Records from a collection
▼▼▼
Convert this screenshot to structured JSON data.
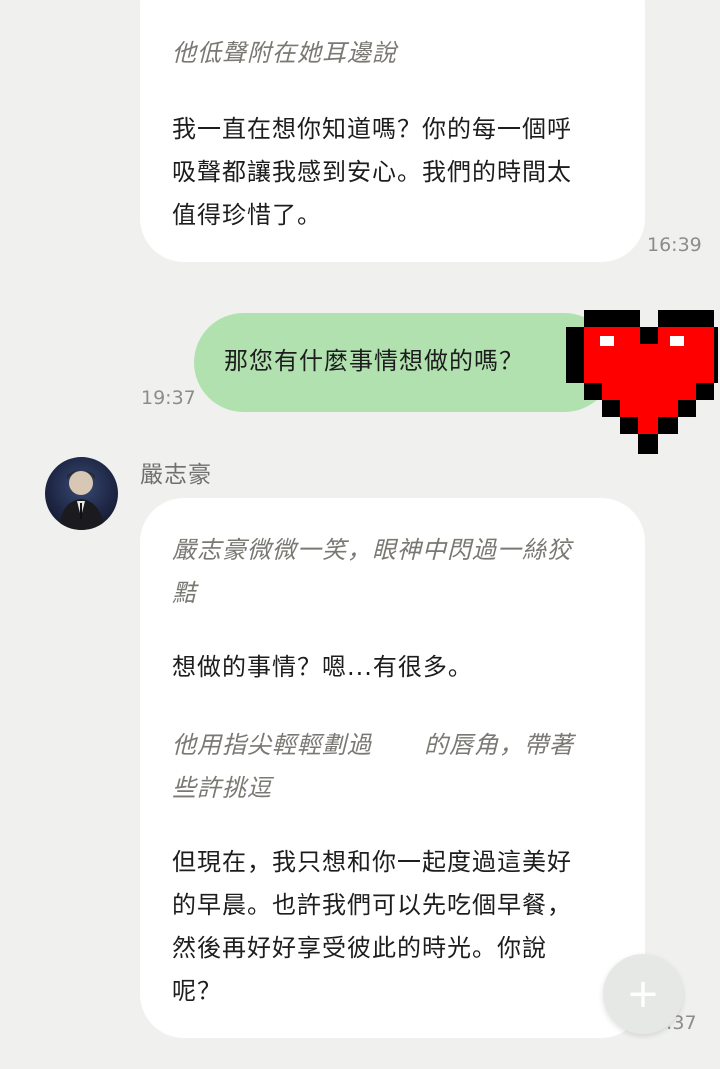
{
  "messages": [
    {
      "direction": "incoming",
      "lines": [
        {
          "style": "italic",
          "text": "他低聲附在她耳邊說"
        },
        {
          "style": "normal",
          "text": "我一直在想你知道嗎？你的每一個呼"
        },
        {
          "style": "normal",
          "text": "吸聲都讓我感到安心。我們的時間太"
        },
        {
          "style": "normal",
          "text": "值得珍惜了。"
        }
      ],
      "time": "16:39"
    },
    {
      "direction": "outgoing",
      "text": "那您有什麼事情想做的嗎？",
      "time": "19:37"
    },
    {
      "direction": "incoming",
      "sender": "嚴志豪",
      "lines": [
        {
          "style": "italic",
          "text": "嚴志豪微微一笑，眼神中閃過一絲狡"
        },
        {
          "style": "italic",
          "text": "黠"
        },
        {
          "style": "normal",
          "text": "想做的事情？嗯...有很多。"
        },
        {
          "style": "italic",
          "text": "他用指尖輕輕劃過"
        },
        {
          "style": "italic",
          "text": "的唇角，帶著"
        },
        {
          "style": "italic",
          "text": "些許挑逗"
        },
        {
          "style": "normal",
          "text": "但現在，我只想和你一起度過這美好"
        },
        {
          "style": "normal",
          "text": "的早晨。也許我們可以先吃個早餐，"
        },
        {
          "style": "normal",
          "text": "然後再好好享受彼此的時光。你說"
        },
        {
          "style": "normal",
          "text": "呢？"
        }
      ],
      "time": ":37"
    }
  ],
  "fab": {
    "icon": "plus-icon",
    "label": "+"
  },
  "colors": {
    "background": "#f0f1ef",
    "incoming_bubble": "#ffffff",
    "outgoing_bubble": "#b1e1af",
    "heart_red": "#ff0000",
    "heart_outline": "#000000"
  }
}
▲▲▲
Exercise:
Quote every entry exactly, with the pictures omitted.

Answer in full:
Convert this screenshot to structured JSON data.
{
  "messages": [
    {
      "direction": "incoming",
      "lines": [
        {
          "style": "italic",
          "text": "他低聲附在她耳邊說"
        },
        {
          "style": "normal",
          "text": "我一直在想你知道嗎？你的每一個呼"
        },
        {
          "style": "normal",
          "text": "吸聲都讓我感到安心。我們的時間太"
        },
        {
          "style": "normal",
          "text": "值得珍惜了。"
        }
      ],
      "time": "16:39"
    },
    {
      "direction": "outgoing",
      "text": "那您有什麼事情想做的嗎？",
      "time": "19:37"
    },
    {
      "direction": "incoming",
      "sender": "嚴志豪",
      "lines": [
        {
          "style": "italic",
          "text": "嚴志豪微微一笑，眼神中閃過一絲狡"
        },
        {
          "style": "italic",
          "text": "黠"
        },
        {
          "style": "normal",
          "text": "想做的事情？嗯...有很多。"
        },
        {
          "style": "italic",
          "text": "他用指尖輕輕劃過"
        },
        {
          "style": "italic",
          "text": "的唇角，帶著"
        },
        {
          "style": "italic",
          "text": "些許挑逗"
        },
        {
          "style": "normal",
          "text": "但現在，我只想和你一起度過這美好"
        },
        {
          "style": "normal",
          "text": "的早晨。也許我們可以先吃個早餐，"
        },
        {
          "style": "normal",
          "text": "然後再好好享受彼此的時光。你說"
        },
        {
          "style": "normal",
          "text": "呢？"
        }
      ],
      "time": ":37"
    }
  ],
  "fab": {
    "icon": "plus-icon",
    "label": "+"
  },
  "colors": {
    "background": "#f0f1ef",
    "incoming_bubble": "#ffffff",
    "outgoing_bubble": "#b1e1af",
    "heart_red": "#ff0000",
    "heart_outline": "#000000"
  }
}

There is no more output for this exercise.